### [Supplied data]
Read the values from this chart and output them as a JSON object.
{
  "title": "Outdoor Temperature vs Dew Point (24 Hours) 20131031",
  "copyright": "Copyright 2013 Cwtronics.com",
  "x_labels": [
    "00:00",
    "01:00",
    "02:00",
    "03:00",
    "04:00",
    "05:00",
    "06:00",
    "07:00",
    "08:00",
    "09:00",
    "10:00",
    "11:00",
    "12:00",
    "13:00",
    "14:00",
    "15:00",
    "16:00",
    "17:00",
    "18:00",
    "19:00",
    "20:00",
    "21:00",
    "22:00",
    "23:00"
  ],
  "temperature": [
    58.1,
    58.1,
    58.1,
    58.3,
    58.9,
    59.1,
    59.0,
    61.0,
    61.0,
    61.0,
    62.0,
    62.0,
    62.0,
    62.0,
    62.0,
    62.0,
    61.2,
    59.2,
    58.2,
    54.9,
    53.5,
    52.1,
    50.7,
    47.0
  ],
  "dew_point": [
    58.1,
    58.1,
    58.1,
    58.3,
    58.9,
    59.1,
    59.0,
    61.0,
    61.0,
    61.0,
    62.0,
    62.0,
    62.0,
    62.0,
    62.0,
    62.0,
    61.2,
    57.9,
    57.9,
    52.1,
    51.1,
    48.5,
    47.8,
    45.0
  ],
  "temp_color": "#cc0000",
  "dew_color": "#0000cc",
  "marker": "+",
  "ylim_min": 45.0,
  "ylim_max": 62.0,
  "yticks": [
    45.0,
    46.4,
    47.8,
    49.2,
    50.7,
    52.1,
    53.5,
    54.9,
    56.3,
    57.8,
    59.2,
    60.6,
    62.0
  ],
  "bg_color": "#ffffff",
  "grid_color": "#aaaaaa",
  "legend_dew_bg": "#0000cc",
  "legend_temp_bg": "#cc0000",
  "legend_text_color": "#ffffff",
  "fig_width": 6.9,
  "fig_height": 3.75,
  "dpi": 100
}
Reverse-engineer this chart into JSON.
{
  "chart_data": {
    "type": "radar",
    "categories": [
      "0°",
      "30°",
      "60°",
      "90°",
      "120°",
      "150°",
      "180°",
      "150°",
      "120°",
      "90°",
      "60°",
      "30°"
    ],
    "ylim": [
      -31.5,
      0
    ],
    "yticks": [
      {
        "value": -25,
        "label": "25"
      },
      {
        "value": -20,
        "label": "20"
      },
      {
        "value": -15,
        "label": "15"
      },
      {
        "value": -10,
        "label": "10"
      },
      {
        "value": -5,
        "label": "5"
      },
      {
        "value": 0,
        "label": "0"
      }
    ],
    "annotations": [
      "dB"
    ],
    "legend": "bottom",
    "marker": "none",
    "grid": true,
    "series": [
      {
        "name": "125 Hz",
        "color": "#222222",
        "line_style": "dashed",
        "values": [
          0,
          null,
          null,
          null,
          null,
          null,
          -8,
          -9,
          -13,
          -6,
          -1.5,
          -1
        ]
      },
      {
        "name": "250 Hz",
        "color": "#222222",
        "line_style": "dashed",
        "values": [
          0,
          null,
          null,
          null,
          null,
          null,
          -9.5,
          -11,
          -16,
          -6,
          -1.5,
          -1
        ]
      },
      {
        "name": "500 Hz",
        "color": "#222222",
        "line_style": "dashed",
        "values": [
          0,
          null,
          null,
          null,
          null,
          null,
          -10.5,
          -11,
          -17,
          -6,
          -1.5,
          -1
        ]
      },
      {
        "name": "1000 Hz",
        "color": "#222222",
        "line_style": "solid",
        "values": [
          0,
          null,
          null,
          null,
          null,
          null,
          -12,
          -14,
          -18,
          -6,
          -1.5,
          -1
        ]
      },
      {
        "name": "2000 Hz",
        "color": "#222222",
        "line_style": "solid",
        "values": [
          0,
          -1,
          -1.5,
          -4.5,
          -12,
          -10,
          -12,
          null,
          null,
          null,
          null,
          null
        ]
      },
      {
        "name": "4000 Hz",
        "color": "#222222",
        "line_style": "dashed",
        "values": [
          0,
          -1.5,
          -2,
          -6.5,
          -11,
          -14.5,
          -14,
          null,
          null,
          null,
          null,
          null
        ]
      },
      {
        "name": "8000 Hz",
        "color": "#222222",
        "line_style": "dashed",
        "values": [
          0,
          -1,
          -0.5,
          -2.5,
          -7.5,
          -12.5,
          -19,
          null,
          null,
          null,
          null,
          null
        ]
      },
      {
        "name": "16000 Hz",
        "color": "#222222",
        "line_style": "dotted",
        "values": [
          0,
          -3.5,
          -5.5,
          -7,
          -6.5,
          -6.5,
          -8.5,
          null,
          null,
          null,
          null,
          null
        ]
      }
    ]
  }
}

### [Exercise]
Copy out each line of the entries that holds "name".

### [Answer to this exercise]
        "name": "125 Hz",
        "name": "250 Hz",
        "name": "500 Hz",
        "name": "1000 Hz",
        "name": "2000 Hz",
        "name": "4000 Hz",
        "name": "8000 Hz",
        "name": "16000 Hz",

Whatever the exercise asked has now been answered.